# [GOAL OF THE EXERCISE]
With the pictures left out, copy the listing below exactly.

# [Entries from a dataset]

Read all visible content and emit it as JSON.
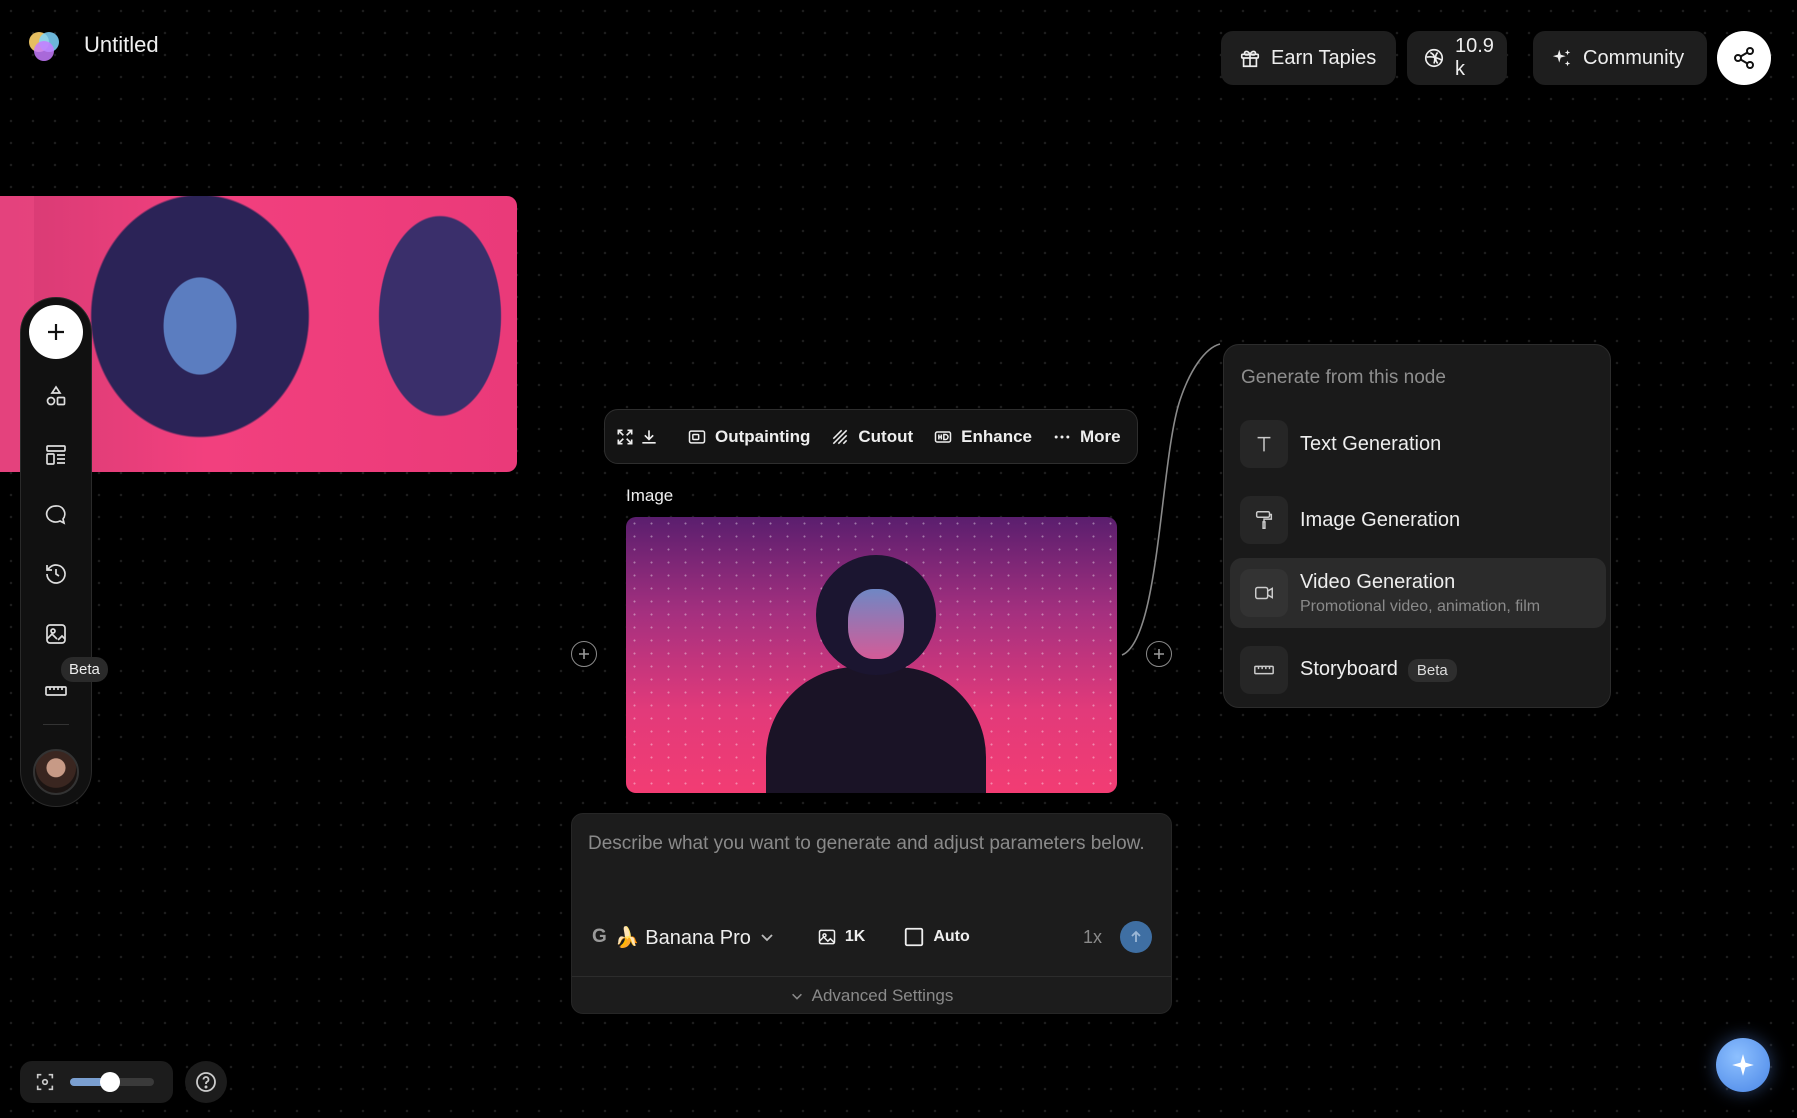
{
  "header": {
    "title": "Untitled",
    "earn_label": "Earn Tapies",
    "credits": "10.9 k",
    "community_label": "Community"
  },
  "toolbar": {
    "beta_tooltip": "Beta"
  },
  "node_toolbar": {
    "outpainting": "Outpainting",
    "cutout": "Cutout",
    "enhance": "Enhance",
    "more": "More"
  },
  "node": {
    "label": "Image"
  },
  "generate_panel": {
    "header": "Generate from this node",
    "items": [
      {
        "title": "Text Generation",
        "icon": "text-icon"
      },
      {
        "title": "Image Generation",
        "icon": "paint-roller-icon"
      },
      {
        "title": "Video Generation",
        "subtitle": "Promotional video, animation, film",
        "icon": "video-icon"
      },
      {
        "title": "Storyboard",
        "badge": "Beta",
        "icon": "storyboard-icon"
      }
    ]
  },
  "prompt": {
    "placeholder": "Describe what you want to generate and adjust parameters below.",
    "model_provider": "G",
    "model_name": "🍌 Banana Pro",
    "resolution": "1K",
    "aspect": "Auto",
    "count": "1x",
    "advanced_label": "Advanced Settings"
  },
  "zoom": {
    "level": 0.4
  },
  "colors": {
    "accent": "#4a86e6",
    "send": "#3f6fa3"
  }
}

# [RESPONSE TO THIS TASK]
Read all visible content and emit it as JSON.
{
  "header": {
    "title": "Untitled",
    "earn_label": "Earn Tapies",
    "credits": "10.9 k",
    "community_label": "Community"
  },
  "toolbar": {
    "beta_tooltip": "Beta"
  },
  "node_toolbar": {
    "outpainting": "Outpainting",
    "cutout": "Cutout",
    "enhance": "Enhance",
    "more": "More"
  },
  "node": {
    "label": "Image"
  },
  "generate_panel": {
    "header": "Generate from this node",
    "items": [
      {
        "title": "Text Generation",
        "icon": "text-icon"
      },
      {
        "title": "Image Generation",
        "icon": "paint-roller-icon"
      },
      {
        "title": "Video Generation",
        "subtitle": "Promotional video, animation, film",
        "icon": "video-icon"
      },
      {
        "title": "Storyboard",
        "badge": "Beta",
        "icon": "storyboard-icon"
      }
    ]
  },
  "prompt": {
    "placeholder": "Describe what you want to generate and adjust parameters below.",
    "model_provider": "G",
    "model_name": "🍌 Banana Pro",
    "resolution": "1K",
    "aspect": "Auto",
    "count": "1x",
    "advanced_label": "Advanced Settings"
  },
  "zoom": {
    "level": 0.4
  },
  "colors": {
    "accent": "#4a86e6",
    "send": "#3f6fa3"
  }
}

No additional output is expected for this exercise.